-- begin Input records --
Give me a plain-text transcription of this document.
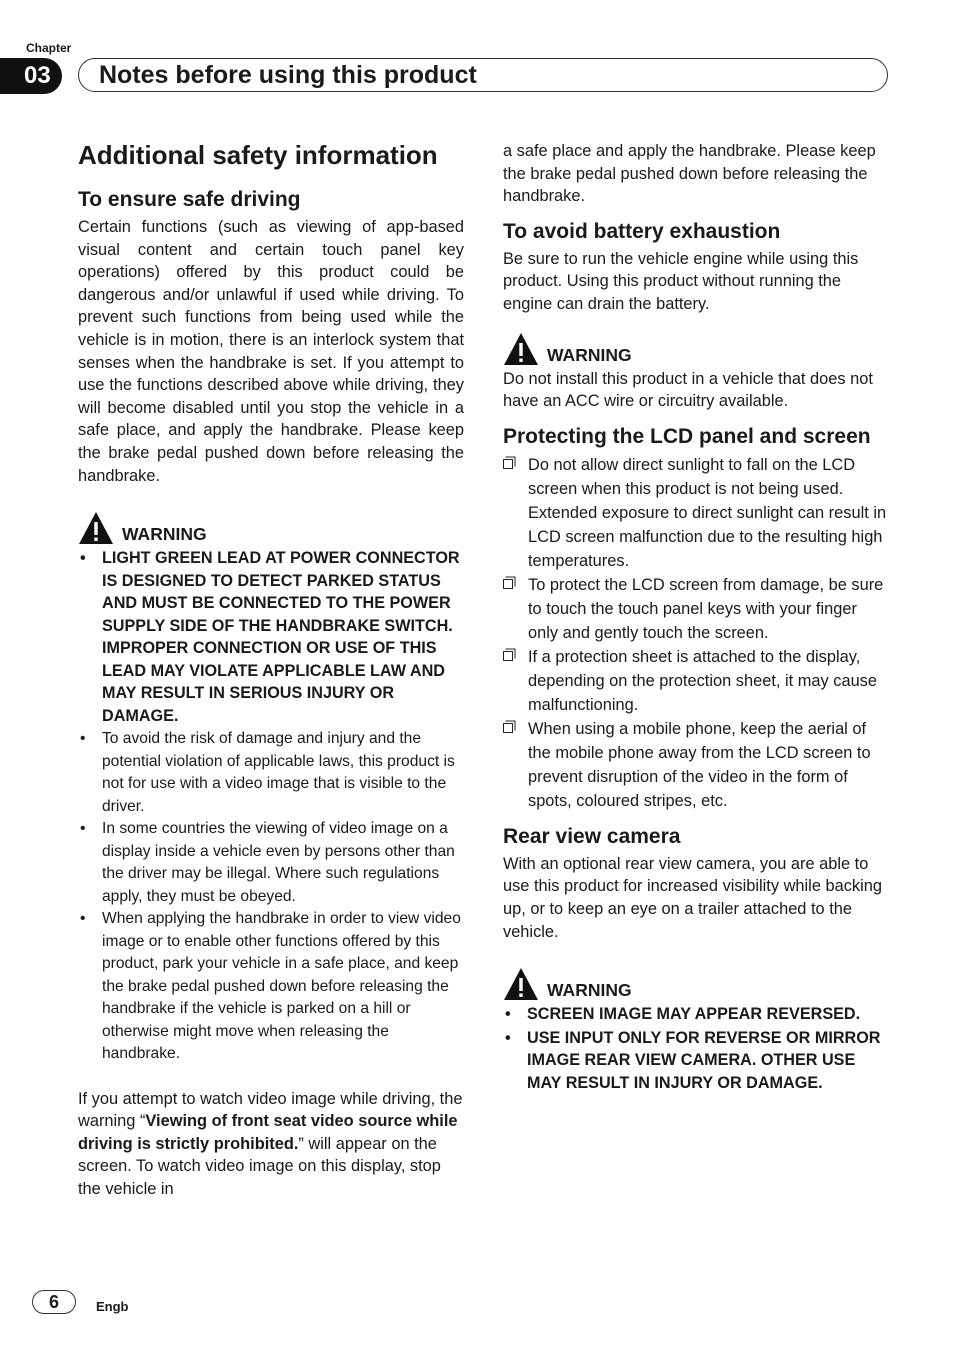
Chapter
03	Notes before using this product
Additional safety information
To ensure safe driving

Certain functions (such as viewing of app-based visual content and certain touch panel key operations) offered by this product could be dangerous and/or unlawful if used while driving. To prevent such functions from being used while the vehicle is in motion, there is an interlock system that senses when the handbrake is set. If you attempt to use the functions described above while driving, they will become disabled until you stop the vehicle in a safe place, and apply the handbrake. Please keep the brake pedal pushed down before releasing the handbrake.

WARNING
• LIGHT GREEN LEAD AT POWER CONNECTOR IS DESIGNED TO DETECT PARKED STATUS AND MUST BE CONNECTED TO THE POWER SUPPLY SIDE OF THE HANDBRAKE SWITCH. IMPROPER CONNECTION OR USE OF THIS LEAD MAY VIOLATE APPLICABLE LAW AND MAY RESULT IN SERIOUS INJURY OR DAMAGE.
• To avoid the risk of damage and injury and the potential violation of applicable laws, this product is not for use with a video image that is visible to the driver.
• In some countries the viewing of video image on a display inside a vehicle even by persons other than the driver may be illegal. Where such regulations apply, they must be obeyed.
• When applying the handbrake in order to view video image or to enable other functions offered by this product, park your vehicle in a safe place, and keep the brake pedal pushed down before releasing the handbrake if the vehicle is parked on a hill or otherwise might move when releasing the handbrake.

If you attempt to watch video image while driving, the warning “Viewing of front seat video source while driving is strictly prohibited.” will appear on the screen. To watch video image on this display, stop the vehicle in

a safe place and apply the handbrake. Please keep the brake pedal pushed down before releasing the handbrake.

To avoid battery exhaustion

Be sure to run the vehicle engine while using this product. Using this product without running the engine can drain the battery.

WARNING

Do not install this product in a vehicle that does not have an ACC wire or circuitry available.

Protecting the LCD panel and screen
Do not allow direct sunlight to fall on the LCD screen when this product is not being used. Extended exposure to direct sunlight can result in LCD screen malfunction due to the resulting high temperatures.
To protect the LCD screen from damage, be sure to touch the touch panel keys with your finger only and gently touch the screen.
If a protection sheet is attached to the display, depending on the protection sheet, it may cause malfunctioning.
When using a mobile phone, keep the aerial of the mobile phone away from the LCD screen to prevent disruption of the video in the form of spots, coloured stripes, etc.
Rear view camera

With an optional rear view camera, you are able to use this product for increased visibility while backing up, or to keep an eye on a trailer attached to the vehicle.

WARNING
• SCREEN IMAGE MAY APPEAR REVERSED.
• USE INPUT ONLY FOR REVERSE OR MIRROR IMAGE REAR VIEW CAMERA. OTHER USE MAY RESULT IN INJURY OR DAMAGE.
6	Engb
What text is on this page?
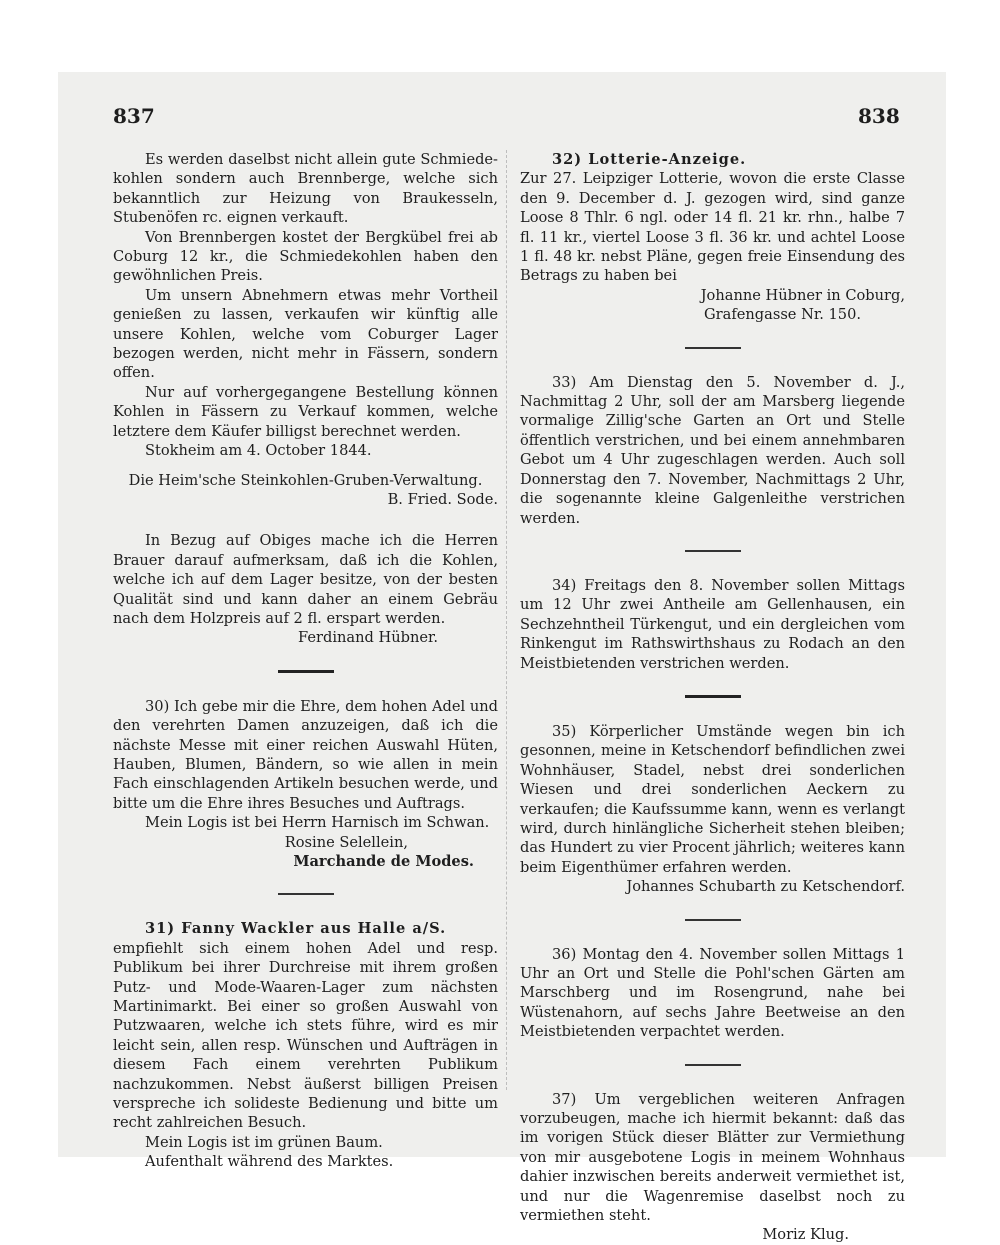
837	838

Es werden daselbst nicht allein gute Schmiede-kohlen sondern auch Brennberge, welche sich bekanntlich zur Heizung von Braukesseln, Stubenöfen rc. eignen verkauft.

Von Brennbergen kostet der Bergkübel frei ab Coburg 12 kr., die Schmiedekohlen haben den gewöhnlichen Preis.

Um unsern Abnehmern etwas mehr Vortheil genießen zu lassen, verkaufen wir künftig alle unsere Kohlen, welche vom Coburger Lager bezogen werden, nicht mehr in Fässern, sondern offen.

Nur auf vorhergegangene Bestellung können Kohlen in Fässern zu Verkauf kommen, welche letztere dem Käufer billigst berechnet werden.

Stokheim am 4. October 1844.

Die Heim'sche Steinkohlen-Gruben-Verwaltung.

B. Fried. Sode.

In Bezug auf Obiges mache ich die Herren Brauer darauf aufmerksam, daß ich die Kohlen, welche ich auf dem Lager besitze, von der besten Qualität sind und kann daher an einem Gebräu nach dem Holzpreis auf 2 fl. erspart werden.

Ferdinand Hübner.

30) Ich gebe mir die Ehre, dem hohen Adel und den verehrten Damen anzuzeigen, daß ich die nächste Messe mit einer reichen Auswahl Hüten, Hauben, Blumen, Bändern, so wie allen in mein Fach einschlagenden Artikeln besuchen werde, und bitte um die Ehre ihres Besuches und Auftrags.

Mein Logis ist bei Herrn Harnisch im Schwan.

Rosine Selellein,

Marchande de Modes.

31) Fanny Wackler aus Halle a/S.

empfiehlt sich einem hohen Adel und resp. Publikum bei ihrer Durchreise mit ihrem großen Putz- und Mode-Waaren-Lager zum nächsten Martinimarkt. Bei einer so großen Auswahl von Putzwaaren, welche ich stets führe, wird es mir leicht sein, allen resp. Wünschen und Aufträgen in diesem Fach einem verehrten Publikum nachzukommen. Nebst äußerst billigen Preisen verspreche ich solideste Bedienung und bitte um recht zahlreichen Besuch.

Mein Logis ist im grünen Baum.

Aufenthalt während des Marktes.

32) Lotterie-Anzeige.

Zur 27. Leipziger Lotterie, wovon die erste Classe den 9. December d. J. gezogen wird, sind ganze Loose 8 Thlr. 6 ngl. oder 14 fl. 21 kr. rhn., halbe 7 fl. 11 kr., viertel Loose 3 fl. 36 kr. und achtel Loose 1 fl. 48 kr. nebst Pläne, gegen freie Einsendung des Betrags zu haben bei

Johanne Hübner in Coburg,

Grafengasse Nr. 150.

33) Am Dienstag den 5. November d. J., Nachmittag 2 Uhr, soll der am Marsberg liegende vormalige Zillig'sche Garten an Ort und Stelle öffentlich verstrichen, und bei einem annehmbaren Gebot um 4 Uhr zugeschlagen werden. Auch soll Donnerstag den 7. November, Nachmittags 2 Uhr, die sogenannte kleine Galgenleithe verstrichen werden.

34) Freitags den 8. November sollen Mittags um 12 Uhr zwei Antheile am Gellenhausen, ein Sechzehntheil Türkengut, und ein dergleichen vom Rinkengut im Rathswirthshaus zu Rodach an den Meistbietenden verstrichen werden.

35) Körperlicher Umstände wegen bin ich gesonnen, meine in Ketschendorf befindlichen zwei Wohnhäuser, Stadel, nebst drei sonderlichen Wiesen und drei sonderlichen Aeckern zu verkaufen; die Kaufssumme kann, wenn es verlangt wird, durch hinlängliche Sicherheit stehen bleiben; das Hundert zu vier Procent jährlich; weiteres kann beim Eigenthümer erfahren werden.

Johannes Schubarth zu Ketschendorf.

36) Montag den 4. November sollen Mittags 1 Uhr an Ort und Stelle die Pohl'schen Gärten am Marschberg und im Rosengrund, nahe bei Wüstenahorn, auf sechs Jahre Beetweise an den Meistbietenden verpachtet werden.

37) Um vergeblichen weiteren Anfragen vorzubeugen, mache ich hiermit bekannt: daß das im vorigen Stück dieser Blätter zur Vermiethung von mir ausgebotene Logis in meinem Wohnhaus dahier inzwischen bereits anderweit vermiethet ist, und nur die Wagenremise daselbst noch zu vermiethen steht.

Moriz Klug.
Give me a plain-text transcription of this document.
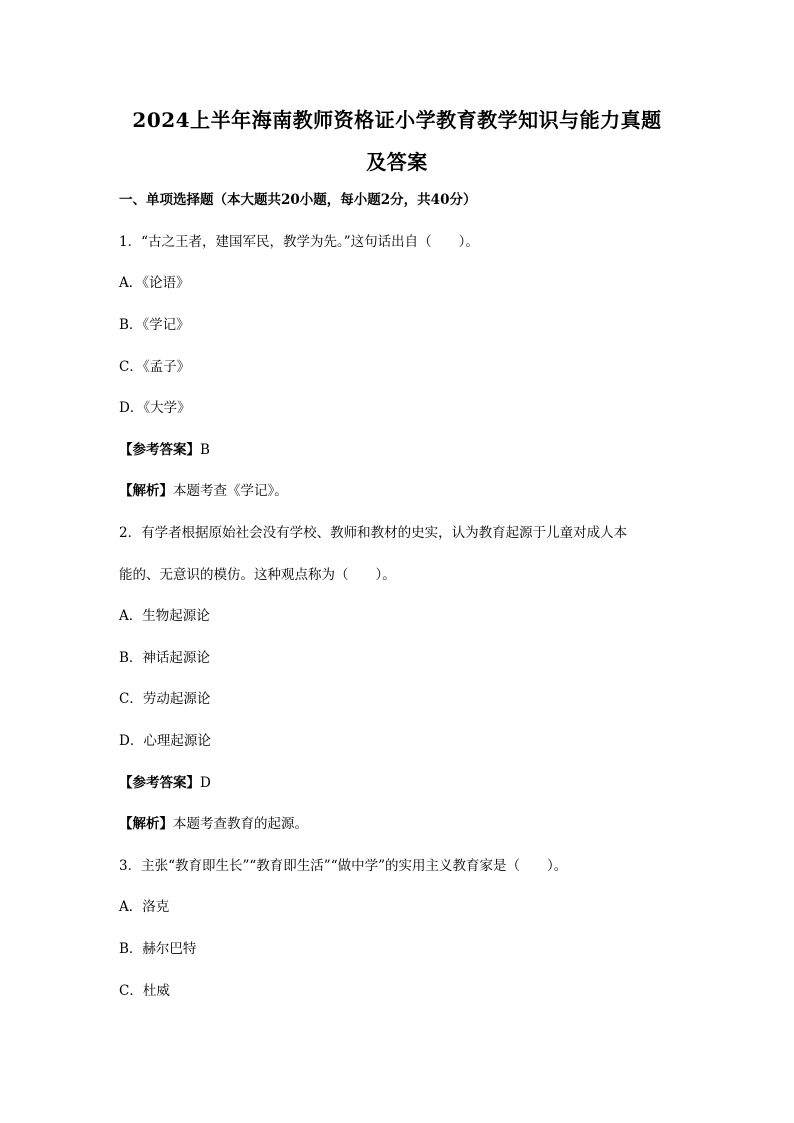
2024上半年海南教师资格证小学教育教学知识与能力真题
及答案
一、单项选择题（本大题共20小题，每小题2分，共40分）
1．“古之王者，建国军民，教学为先。”这句话出自（　　）。
A．《论语》
B．《学记》
C．《孟子》
D．《大学》
【参考答案】B
【解析】本题考查《学记》。
2．有学者根据原始社会没有学校、教师和教材的史实，认为教育起源于儿童对成人本
能的、无意识的模仿。这种观点称为（　　）。
A．生物起源论
B．神话起源论
C．劳动起源论
D．心理起源论
【参考答案】D
【解析】本题考查教育的起源。
3．主张“教育即生长”“教育即生活”“做中学”的实用主义教育家是（　　）。
A．洛克
B．赫尔巴特
C．杜威
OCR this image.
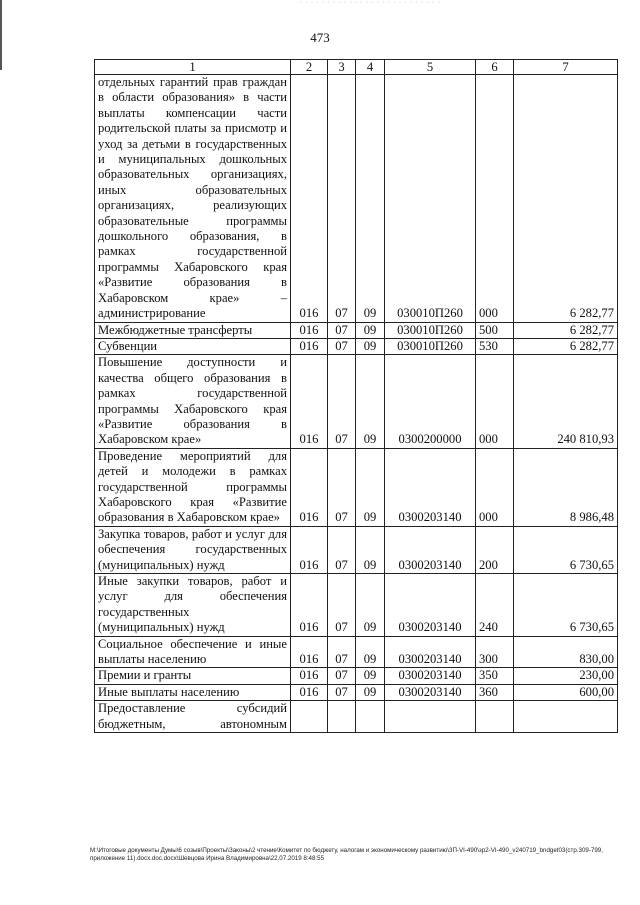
· · · · · · · · · · · · · · · · · · · · · · · · · ·
473
1	2	3	4	5	6	7
отдельных гарантий прав граждан в области образования» в части выплаты компенсации части родительской платы за присмотр и уход за детьми в государственных и муниципальных дошкольных образовательных организациях, иных образовательных организациях, реализующих образовательные программы дошкольного образования, в рамках государственной программы Хабаровского края «Развитие образования в Хабаровском крае» – администрирование	016	07	09	030010П260	000	6 282,77
Межбюджетные трансферты	016	07	09	030010П260	500	6 282,77
Субвенции	016	07	09	030010П260	530	6 282,77
Повышение доступности и качества общего образования в рамках государственной программы Хабаровского края «Развитие образования в Хабаровском крае»	016	07	09	0300200000	000	240 810,93
Проведение мероприятий для детей и молодежи в рамках государственной программы Хабаровского края «Развитие образования в Хабаровском крае»	016	07	09	0300203140	000	8 986,48
Закупка товаров, работ и услуг для обеспечения государственных (муниципальных) нужд	016	07	09	0300203140	200	6 730,65
Иные закупки товаров, работ и услуг для обеспечения государственных (муниципальных) нужд	016	07	09	0300203140	240	6 730,65
Социальное обеспечение и иные выплаты населению	016	07	09	0300203140	300	830,00
Премии и гранты	016	07	09	0300203140	350	230,00
Иные выплаты населению	016	07	09	0300203140	360	600,00
Предоставление субсидий бюджетным, автономным						
M:\Итоговые документы Думы\6 созыв\Проекты\Законы\2 чтение\Комитет по бюджету, налогам и экономическому развитию\3П-VI-490\зр2-VI-490_v240719_bndget03(стр.309-799, приложение 11).docx.doc.docx\Шевцова Ирина Владимировна\22.07.2019 8:48:55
-- end Input records --
Each line that has the word "работ" should be copied.

Закупка товаров, работ и услуг для обеспечения государственных (муниципальных) нужд	016	07	09	0300203140	200	6 730,65
Иные закупки товаров, работ и услуг для обеспечения государственных (муниципальных) нужд	016	07	09	0300203140	240	6 730,65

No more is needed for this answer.